Records to use:
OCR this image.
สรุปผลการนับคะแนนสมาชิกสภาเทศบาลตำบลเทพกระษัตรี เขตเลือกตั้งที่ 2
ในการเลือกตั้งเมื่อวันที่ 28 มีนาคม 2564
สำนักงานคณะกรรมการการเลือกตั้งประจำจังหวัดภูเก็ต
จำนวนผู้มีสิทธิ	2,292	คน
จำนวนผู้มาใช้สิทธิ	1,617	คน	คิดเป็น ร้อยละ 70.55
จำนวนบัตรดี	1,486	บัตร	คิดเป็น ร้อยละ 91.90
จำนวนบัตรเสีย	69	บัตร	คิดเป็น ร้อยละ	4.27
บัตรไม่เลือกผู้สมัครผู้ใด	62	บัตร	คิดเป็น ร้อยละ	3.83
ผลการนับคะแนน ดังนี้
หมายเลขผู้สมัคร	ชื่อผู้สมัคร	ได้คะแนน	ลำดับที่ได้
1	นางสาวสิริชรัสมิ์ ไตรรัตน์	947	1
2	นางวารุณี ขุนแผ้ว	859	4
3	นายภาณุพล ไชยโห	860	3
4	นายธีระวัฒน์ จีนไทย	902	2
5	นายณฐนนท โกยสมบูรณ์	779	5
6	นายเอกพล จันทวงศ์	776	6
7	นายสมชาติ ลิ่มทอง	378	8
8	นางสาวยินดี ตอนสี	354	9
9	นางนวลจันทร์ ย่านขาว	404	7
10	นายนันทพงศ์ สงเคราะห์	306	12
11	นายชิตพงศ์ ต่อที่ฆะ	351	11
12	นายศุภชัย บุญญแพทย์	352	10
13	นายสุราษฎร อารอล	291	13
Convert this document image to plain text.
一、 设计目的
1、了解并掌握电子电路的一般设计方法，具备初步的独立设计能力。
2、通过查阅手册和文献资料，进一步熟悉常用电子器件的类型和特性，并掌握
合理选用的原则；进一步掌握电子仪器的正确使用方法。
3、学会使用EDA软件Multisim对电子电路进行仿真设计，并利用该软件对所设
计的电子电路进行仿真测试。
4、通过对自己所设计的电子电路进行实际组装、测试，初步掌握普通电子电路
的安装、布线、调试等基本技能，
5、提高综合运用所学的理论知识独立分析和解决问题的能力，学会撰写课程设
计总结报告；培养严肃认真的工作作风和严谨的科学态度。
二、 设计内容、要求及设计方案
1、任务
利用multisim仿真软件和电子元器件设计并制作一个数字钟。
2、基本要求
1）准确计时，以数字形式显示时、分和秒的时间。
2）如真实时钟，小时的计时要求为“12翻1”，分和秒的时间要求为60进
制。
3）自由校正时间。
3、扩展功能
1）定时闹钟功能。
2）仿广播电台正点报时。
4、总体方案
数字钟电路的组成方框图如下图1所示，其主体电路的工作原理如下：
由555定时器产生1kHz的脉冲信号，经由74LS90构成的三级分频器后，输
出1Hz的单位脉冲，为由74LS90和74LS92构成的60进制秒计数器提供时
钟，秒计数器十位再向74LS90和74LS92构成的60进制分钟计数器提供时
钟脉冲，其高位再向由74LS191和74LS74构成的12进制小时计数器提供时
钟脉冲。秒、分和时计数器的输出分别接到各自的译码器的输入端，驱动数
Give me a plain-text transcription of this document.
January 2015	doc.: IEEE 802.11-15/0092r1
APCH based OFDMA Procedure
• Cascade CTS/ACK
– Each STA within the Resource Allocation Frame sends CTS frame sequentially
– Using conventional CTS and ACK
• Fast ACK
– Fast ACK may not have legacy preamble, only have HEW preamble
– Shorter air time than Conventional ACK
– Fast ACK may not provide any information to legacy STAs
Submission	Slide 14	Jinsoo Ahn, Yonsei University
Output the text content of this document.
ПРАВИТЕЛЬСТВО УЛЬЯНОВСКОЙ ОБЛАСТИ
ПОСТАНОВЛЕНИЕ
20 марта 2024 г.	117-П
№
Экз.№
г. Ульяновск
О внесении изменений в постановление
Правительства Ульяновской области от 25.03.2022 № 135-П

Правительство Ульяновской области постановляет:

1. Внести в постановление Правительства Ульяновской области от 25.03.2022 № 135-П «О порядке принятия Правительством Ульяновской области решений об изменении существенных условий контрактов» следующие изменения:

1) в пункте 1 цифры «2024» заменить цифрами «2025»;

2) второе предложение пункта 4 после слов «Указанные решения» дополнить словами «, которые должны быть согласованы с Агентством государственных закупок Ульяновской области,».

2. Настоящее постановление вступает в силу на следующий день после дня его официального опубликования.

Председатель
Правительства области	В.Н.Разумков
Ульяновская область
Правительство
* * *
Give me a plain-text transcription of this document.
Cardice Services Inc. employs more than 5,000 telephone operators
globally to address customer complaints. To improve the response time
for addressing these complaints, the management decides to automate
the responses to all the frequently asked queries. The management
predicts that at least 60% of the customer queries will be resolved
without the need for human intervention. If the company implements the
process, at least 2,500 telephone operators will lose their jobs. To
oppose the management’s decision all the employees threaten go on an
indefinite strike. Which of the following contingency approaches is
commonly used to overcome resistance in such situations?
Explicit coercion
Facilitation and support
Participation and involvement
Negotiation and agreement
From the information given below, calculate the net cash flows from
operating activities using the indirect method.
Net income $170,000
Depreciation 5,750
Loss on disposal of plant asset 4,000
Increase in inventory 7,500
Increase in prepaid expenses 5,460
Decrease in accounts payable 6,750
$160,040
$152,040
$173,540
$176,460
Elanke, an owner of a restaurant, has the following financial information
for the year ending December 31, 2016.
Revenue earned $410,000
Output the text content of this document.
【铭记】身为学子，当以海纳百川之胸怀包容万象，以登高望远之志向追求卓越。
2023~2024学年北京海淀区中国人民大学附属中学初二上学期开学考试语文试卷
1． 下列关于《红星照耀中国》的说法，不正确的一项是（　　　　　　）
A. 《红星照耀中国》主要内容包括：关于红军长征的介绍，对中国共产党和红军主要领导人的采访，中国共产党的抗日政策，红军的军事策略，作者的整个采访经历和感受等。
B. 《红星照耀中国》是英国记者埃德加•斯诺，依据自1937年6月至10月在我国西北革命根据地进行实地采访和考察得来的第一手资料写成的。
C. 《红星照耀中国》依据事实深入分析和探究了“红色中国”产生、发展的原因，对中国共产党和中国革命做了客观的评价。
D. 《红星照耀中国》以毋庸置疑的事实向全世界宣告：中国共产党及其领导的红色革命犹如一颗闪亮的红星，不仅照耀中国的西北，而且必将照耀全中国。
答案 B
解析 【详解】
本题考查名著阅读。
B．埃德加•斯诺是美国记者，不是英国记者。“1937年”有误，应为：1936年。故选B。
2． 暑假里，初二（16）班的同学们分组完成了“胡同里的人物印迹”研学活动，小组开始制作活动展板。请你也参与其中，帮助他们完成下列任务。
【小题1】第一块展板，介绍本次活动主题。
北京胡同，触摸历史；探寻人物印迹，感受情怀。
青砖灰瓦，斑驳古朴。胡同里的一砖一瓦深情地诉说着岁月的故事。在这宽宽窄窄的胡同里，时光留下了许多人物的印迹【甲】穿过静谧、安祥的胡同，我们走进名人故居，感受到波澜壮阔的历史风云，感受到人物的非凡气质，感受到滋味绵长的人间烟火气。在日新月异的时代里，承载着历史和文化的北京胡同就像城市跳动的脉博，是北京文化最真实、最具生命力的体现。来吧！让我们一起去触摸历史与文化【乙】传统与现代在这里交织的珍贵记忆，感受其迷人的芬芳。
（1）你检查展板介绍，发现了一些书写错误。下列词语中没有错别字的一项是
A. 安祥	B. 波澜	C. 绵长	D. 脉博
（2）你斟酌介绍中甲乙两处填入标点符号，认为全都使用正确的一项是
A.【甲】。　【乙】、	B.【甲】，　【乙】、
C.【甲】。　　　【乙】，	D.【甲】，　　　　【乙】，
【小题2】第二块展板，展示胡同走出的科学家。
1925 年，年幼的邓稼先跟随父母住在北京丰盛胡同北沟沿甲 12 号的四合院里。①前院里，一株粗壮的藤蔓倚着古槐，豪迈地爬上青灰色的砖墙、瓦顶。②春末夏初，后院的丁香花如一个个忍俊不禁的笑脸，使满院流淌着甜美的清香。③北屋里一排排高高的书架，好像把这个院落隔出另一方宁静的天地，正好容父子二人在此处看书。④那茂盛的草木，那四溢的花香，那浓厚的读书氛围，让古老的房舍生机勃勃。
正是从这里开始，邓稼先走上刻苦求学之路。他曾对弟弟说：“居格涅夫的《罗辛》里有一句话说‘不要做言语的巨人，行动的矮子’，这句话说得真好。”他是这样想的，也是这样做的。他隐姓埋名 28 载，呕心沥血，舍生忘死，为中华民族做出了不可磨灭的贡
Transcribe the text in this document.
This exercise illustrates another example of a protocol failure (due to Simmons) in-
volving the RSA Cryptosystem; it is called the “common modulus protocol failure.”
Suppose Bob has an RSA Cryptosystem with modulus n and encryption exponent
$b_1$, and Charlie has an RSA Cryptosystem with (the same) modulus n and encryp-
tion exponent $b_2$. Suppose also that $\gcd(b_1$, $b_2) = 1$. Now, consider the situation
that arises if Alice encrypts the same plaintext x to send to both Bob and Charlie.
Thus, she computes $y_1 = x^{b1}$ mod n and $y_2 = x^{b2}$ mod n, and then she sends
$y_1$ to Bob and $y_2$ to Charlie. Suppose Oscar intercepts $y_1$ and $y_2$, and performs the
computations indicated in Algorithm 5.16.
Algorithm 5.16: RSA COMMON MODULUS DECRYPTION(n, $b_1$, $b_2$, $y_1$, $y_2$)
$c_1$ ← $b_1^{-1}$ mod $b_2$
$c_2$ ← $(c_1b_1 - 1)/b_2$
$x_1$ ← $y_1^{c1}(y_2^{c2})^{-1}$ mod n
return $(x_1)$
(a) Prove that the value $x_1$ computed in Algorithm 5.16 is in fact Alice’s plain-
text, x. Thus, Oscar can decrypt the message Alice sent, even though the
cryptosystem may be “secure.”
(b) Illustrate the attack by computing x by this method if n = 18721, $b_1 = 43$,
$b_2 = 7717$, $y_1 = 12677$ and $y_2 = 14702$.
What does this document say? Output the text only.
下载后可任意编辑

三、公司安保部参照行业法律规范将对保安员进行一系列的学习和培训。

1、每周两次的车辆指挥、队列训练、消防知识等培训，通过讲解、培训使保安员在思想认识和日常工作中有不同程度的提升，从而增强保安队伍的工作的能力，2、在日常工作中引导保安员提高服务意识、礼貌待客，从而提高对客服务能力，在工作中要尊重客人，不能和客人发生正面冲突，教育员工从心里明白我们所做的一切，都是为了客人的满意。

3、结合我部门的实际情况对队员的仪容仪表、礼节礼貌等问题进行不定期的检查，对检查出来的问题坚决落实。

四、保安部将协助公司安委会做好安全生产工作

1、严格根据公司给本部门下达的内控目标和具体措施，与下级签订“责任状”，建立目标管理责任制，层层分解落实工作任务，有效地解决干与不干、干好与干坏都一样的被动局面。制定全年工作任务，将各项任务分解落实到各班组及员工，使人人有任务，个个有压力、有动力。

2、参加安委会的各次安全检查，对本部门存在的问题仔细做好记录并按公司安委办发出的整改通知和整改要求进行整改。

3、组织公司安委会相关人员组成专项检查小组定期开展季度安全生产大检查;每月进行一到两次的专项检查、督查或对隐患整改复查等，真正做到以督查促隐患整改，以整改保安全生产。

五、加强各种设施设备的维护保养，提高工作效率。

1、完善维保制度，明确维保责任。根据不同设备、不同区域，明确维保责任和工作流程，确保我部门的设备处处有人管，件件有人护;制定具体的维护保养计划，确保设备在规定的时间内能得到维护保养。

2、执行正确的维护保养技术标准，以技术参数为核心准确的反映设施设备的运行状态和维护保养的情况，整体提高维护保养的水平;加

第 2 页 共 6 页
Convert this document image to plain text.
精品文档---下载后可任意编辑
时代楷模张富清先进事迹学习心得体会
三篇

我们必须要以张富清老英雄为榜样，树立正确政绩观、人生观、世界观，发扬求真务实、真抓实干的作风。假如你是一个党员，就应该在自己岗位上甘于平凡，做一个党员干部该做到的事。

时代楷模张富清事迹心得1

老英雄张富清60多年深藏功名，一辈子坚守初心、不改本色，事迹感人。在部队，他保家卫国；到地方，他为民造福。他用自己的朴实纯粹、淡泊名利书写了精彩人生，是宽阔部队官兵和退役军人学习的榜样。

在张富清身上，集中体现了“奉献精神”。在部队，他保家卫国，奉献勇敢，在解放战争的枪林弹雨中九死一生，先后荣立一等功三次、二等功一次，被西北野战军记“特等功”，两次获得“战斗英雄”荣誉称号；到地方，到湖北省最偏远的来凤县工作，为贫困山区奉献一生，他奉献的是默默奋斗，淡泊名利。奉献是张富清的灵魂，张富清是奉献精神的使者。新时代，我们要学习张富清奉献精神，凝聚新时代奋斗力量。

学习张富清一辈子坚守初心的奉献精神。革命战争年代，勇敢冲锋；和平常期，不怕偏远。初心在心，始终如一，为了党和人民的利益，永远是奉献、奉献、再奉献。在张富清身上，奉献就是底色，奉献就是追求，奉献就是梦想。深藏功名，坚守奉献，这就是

Task details:
In the records above, locate every line with the string "protocol" and copy it.

Written response:
This exercise illustrates another example of a protocol failure (due to Simmons) in-
volving the RSA Cryptosystem; it is called the “common modulus protocol failure.”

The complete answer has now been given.